*Ejercicio escrito 1*.
Transcribe sin alteraciones el tramo del listado de datos que aparece más abajo, desde su inicio hasta la línea que contiene "title-bar: Term Specification", ambos extremos incluidos.

A veces comprendemos, con cierta desazón, que comprar cualquier objeto implica
el abandono de otro. Hacemos, casi siempre, una ecuación en la que cada
elemento nuevo debe, forzosamente, desplazar a uno existente para lograr el
equilibrio. Como en el juego de Tetris
tenemos que evaluar, desde antes, si el objeto en cuestión puede entrar por la
puerta de la casa, si tiene la forma adecuada, si se puede modificar en caso de
que se atasque en el angosto pasillo.
Quizás empecé a comprender la escasez de
espacio en mi vida cuando, en plena adolescencia, juntaba latas de refresco
para iniciar una colección. Mi padre construyó, en una de las paredes de mi
recámara, una especie de mueble con tablas de madera y cajas de plástico de
colores brillantes. En la parte de arriba coloqué las latas y, en los demás
espacios, libros. Por supuesto, libros y latas fueron cada vez más numerosos.

Listado de datos:

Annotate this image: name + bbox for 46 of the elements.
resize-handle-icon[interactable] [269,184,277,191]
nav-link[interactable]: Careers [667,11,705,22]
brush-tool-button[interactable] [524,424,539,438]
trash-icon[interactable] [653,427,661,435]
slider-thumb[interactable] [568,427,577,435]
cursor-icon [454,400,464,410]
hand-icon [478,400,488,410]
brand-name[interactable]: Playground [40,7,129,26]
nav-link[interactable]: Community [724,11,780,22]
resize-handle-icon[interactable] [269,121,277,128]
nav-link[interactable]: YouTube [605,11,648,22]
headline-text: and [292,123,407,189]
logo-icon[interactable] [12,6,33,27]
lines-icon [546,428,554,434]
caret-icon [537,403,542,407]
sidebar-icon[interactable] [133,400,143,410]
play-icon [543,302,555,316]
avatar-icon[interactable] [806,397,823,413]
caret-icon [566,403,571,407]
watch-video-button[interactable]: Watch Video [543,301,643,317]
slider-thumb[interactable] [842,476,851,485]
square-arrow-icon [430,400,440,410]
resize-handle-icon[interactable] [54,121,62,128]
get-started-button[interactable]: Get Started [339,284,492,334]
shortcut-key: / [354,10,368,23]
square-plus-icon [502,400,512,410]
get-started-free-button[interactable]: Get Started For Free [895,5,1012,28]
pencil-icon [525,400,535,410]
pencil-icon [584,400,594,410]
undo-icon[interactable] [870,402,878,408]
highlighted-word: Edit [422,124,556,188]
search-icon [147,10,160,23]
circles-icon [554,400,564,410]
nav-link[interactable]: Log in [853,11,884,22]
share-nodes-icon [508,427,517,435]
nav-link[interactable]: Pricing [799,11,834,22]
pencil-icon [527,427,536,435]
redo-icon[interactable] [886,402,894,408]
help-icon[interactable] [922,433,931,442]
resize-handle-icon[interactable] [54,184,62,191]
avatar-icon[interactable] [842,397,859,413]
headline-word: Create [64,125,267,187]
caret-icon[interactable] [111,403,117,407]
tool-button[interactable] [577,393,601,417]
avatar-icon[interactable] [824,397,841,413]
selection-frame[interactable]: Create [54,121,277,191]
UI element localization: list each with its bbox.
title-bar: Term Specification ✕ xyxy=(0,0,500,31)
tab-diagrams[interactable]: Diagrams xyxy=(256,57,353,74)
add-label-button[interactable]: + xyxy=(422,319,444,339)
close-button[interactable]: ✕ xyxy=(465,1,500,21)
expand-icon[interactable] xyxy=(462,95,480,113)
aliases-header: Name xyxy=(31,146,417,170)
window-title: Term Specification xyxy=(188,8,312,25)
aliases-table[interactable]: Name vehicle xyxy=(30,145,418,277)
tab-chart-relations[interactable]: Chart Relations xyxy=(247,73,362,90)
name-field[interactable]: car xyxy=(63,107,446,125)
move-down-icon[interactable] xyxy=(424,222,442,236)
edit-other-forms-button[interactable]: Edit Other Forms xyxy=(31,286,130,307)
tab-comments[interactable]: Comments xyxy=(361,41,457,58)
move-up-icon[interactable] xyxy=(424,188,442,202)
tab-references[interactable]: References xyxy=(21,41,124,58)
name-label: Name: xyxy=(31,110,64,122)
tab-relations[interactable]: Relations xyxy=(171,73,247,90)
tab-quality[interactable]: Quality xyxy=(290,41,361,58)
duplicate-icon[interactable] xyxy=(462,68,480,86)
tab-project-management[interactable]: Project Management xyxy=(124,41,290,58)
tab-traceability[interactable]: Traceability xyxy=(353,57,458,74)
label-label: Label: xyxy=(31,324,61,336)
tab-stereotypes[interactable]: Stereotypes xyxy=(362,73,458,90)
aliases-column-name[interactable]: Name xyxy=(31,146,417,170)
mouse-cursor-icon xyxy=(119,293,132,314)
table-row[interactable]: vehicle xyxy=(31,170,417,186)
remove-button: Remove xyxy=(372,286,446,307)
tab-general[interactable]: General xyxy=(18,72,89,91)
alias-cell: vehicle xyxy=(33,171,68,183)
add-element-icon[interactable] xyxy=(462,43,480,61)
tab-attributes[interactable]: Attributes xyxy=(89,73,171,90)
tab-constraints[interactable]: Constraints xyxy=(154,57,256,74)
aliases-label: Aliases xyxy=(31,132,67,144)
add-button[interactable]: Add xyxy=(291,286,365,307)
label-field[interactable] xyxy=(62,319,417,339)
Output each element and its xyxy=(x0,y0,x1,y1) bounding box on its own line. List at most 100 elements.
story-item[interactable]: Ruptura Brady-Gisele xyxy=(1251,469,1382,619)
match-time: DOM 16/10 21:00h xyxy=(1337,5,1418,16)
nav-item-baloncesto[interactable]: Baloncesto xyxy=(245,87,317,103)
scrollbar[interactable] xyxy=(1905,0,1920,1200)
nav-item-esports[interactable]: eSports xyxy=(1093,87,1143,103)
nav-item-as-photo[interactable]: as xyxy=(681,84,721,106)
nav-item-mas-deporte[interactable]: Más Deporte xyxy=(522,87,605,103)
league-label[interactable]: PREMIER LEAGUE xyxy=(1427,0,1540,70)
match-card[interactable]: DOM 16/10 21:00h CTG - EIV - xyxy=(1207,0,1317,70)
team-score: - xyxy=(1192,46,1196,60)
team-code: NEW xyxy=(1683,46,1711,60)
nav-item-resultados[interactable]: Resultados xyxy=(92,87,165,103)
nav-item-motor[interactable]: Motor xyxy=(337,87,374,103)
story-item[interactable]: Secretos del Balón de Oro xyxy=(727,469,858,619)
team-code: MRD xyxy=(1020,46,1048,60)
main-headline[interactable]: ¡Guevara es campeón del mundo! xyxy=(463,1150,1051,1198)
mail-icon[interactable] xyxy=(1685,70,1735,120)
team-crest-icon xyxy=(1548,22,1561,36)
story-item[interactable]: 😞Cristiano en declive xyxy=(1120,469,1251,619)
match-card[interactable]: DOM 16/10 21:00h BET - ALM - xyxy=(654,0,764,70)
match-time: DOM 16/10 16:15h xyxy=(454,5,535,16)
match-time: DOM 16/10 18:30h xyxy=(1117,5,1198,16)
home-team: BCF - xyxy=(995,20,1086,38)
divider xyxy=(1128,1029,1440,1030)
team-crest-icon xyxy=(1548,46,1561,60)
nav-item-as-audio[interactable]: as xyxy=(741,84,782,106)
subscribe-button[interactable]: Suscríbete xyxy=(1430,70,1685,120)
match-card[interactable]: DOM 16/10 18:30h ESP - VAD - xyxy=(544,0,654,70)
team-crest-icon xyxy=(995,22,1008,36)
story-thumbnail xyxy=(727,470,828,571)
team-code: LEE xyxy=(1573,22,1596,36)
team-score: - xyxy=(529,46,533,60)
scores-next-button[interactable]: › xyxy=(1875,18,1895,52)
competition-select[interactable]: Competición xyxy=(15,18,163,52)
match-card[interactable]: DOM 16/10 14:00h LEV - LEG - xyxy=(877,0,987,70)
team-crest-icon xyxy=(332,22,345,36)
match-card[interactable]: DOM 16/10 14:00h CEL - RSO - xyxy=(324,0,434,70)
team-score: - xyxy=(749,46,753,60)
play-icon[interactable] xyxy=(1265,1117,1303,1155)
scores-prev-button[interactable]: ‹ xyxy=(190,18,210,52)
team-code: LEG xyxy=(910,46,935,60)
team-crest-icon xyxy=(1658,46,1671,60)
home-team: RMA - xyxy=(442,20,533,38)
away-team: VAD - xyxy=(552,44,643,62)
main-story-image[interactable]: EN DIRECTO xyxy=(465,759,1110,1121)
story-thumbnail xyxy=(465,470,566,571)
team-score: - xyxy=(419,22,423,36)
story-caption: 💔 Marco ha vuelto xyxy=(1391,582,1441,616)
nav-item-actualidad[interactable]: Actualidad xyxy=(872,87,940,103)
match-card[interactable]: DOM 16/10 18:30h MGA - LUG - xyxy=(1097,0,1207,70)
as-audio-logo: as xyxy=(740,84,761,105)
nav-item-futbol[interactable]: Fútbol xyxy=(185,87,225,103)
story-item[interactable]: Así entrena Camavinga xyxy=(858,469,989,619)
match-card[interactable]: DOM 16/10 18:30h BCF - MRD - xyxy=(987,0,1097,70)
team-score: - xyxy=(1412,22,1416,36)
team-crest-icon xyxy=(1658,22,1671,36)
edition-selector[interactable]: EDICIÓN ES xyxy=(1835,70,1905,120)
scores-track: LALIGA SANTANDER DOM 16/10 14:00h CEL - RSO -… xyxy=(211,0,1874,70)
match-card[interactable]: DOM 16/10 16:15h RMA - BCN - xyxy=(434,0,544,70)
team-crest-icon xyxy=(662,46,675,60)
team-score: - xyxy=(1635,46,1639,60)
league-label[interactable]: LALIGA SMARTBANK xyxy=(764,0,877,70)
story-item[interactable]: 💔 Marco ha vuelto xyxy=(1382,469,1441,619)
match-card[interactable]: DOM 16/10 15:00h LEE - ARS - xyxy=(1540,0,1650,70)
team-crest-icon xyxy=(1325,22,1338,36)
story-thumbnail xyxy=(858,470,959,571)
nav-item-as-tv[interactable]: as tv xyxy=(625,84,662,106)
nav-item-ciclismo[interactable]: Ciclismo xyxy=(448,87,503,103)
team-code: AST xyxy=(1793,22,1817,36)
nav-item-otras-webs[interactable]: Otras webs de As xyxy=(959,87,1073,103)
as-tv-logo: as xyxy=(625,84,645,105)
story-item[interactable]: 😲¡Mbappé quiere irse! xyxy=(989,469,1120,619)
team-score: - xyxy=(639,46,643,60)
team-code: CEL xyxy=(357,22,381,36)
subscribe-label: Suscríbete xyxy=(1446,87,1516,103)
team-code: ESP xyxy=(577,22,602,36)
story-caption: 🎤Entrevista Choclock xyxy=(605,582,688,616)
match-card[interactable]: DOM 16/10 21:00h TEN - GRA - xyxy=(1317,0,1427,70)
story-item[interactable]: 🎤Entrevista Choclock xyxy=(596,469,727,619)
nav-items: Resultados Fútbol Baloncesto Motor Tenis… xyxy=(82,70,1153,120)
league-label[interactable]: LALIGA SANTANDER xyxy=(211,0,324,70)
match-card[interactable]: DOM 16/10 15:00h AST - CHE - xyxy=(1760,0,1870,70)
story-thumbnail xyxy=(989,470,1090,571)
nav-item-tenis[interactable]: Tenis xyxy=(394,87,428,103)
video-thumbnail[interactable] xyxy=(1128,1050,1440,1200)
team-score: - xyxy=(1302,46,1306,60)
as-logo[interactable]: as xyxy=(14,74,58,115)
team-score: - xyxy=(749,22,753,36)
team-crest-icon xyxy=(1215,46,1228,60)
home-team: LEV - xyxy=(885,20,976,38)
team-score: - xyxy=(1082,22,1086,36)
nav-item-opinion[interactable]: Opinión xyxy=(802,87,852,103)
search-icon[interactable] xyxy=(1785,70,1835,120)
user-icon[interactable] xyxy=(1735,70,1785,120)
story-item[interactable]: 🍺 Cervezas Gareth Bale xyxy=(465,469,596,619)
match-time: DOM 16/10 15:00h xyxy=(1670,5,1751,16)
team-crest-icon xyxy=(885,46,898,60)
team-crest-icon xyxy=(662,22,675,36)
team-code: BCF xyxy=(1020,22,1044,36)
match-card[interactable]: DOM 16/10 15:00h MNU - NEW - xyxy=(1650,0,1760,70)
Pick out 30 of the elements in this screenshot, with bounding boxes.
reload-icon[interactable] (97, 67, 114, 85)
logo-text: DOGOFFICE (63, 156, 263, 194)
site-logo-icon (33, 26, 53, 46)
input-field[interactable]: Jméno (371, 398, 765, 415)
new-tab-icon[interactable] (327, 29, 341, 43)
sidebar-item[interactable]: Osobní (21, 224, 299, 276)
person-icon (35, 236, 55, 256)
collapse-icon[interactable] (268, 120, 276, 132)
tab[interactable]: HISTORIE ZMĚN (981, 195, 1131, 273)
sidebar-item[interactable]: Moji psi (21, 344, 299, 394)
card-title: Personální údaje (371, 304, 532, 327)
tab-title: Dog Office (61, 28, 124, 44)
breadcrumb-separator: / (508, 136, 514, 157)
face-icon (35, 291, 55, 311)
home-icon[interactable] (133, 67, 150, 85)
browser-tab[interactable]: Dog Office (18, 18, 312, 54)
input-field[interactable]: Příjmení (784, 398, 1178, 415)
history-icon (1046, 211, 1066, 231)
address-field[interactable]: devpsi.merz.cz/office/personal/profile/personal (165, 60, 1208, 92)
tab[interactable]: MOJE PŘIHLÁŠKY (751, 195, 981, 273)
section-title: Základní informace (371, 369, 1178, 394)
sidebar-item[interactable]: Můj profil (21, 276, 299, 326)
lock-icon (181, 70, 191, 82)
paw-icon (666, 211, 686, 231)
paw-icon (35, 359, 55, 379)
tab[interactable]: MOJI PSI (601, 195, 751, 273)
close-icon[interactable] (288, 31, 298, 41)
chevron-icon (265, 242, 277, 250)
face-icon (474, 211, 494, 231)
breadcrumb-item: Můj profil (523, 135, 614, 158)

*Ejercicio escrito 2*.
Traduce al inglés esta oración del texto sobre la falta de espacio: «Mi padre construyó, en una de las paredes de mi recámara, una especie de mueble con tablas de madera y cajas de plástico de colores brillantes.»

*Respuesta escrita 1*.
Annotate this image: name + bbox for 46 of the elements.
resize-handle-icon[interactable] [269,184,277,191]
nav-link[interactable]: Careers [667,11,705,22]
brush-tool-button[interactable] [524,424,539,438]
trash-icon[interactable] [653,427,661,435]
slider-thumb[interactable] [568,427,577,435]
cursor-icon [454,400,464,410]
hand-icon [478,400,488,410]
brand-name[interactable]: Playground [40,7,129,26]
nav-link[interactable]: Community [724,11,780,22]
resize-handle-icon[interactable] [269,121,277,128]
nav-link[interactable]: YouTube [605,11,648,22]
headline-text: and [292,123,407,189]
logo-icon[interactable] [12,6,33,27]
lines-icon [546,428,554,434]
caret-icon [537,403,542,407]
sidebar-icon[interactable] [133,400,143,410]
play-icon [543,302,555,316]
avatar-icon[interactable] [806,397,823,413]
caret-icon [566,403,571,407]
watch-video-button[interactable]: Watch Video [543,301,643,317]
slider-thumb[interactable] [842,476,851,485]
square-arrow-icon [430,400,440,410]
resize-handle-icon[interactable] [54,121,62,128]
get-started-button[interactable]: Get Started [339,284,492,334]
shortcut-key: / [354,10,368,23]
square-plus-icon [502,400,512,410]
get-started-free-button[interactable]: Get Started For Free [895,5,1012,28]
pencil-icon [525,400,535,410]
pencil-icon [584,400,594,410]
undo-icon[interactable] [870,402,878,408]
highlighted-word: Edit [422,124,556,188]
search-icon [147,10,160,23]
circles-icon [554,400,564,410]
nav-link[interactable]: Log in [853,11,884,22]
share-nodes-icon [508,427,517,435]
nav-link[interactable]: Pricing [799,11,834,22]
pencil-icon [527,427,536,435]
redo-icon[interactable] [886,402,894,408]
help-icon[interactable] [922,433,931,442]
resize-handle-icon[interactable] [54,184,62,191]
avatar-icon[interactable] [842,397,859,413]
headline-word: Create [64,125,267,187]
caret-icon[interactable] [111,403,117,407]
tool-button[interactable] [577,393,601,417]
avatar-icon[interactable] [824,397,841,413]
selection-frame[interactable]: Create [54,121,277,191]
UI element localization: list each with its bbox.
title-bar: Term Specification ✕ xyxy=(0,0,500,31)

*Respuesta escrita 2*.
My father built, on one of the walls of my bedroom, a sort of piece of furniture out of wooden boards and brightly colored plastic boxes.